# AIM OF THE TASK
In the data below, find each line containing the string "JSON" and return it.

# GIVEN RECORDS

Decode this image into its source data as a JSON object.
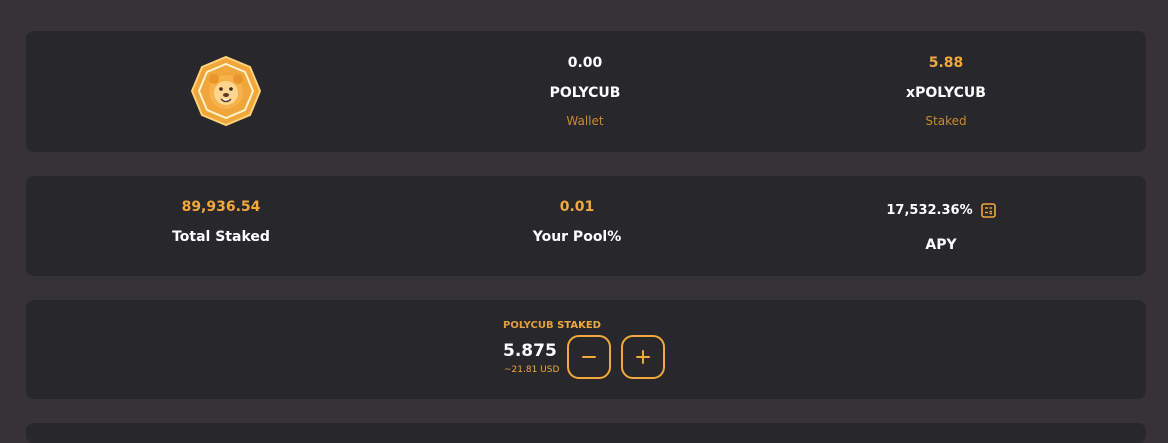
{
  "balances": {
    "wallet": {
      "amount": "0.00",
      "token": "POLYCUB",
      "label": "Wallet"
    },
    "staked": {
      "amount": "5.88",
      "token": "xPOLYCUB",
      "label": "Staked"
    }
  },
  "stats": {
    "total_staked": {
      "value": "89,936.54",
      "label": "Total Staked"
    },
    "your_pool": {
      "value": "0.01",
      "label": "Your Pool%"
    },
    "apy": {
      "value": "17,532.36%",
      "label": "APY",
      "icon": "calculator-icon"
    }
  },
  "stake": {
    "title_token": "POLYCUB",
    "title_word": "STAKED",
    "amount": "5.875",
    "usd": "~21.81 USD",
    "minus_icon": "minus-icon",
    "plus_icon": "plus-icon"
  },
  "colors": {
    "background": "#353336",
    "card": "#28272c",
    "accent": "#f2a93b",
    "muted_accent": "#c98a2e"
  }
}
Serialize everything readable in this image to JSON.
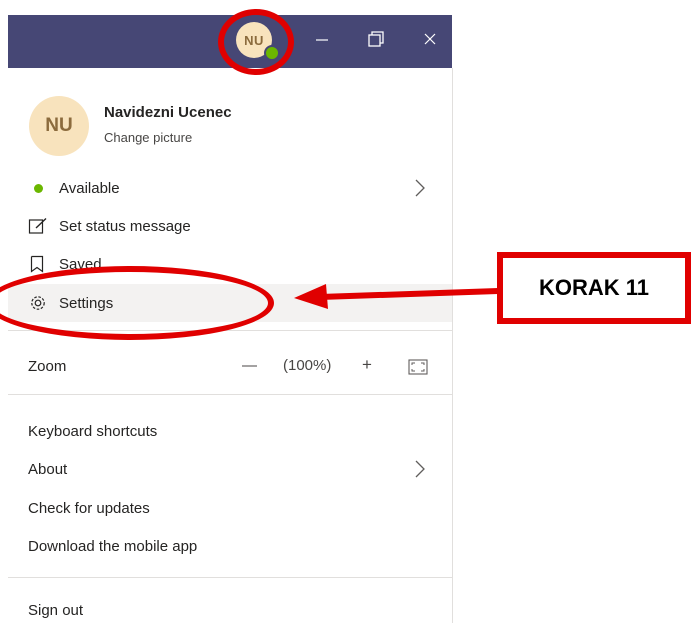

# TASK RESULT
Decode this image into its source data as a JSON object.
Serialize everything readable in this image to JSON.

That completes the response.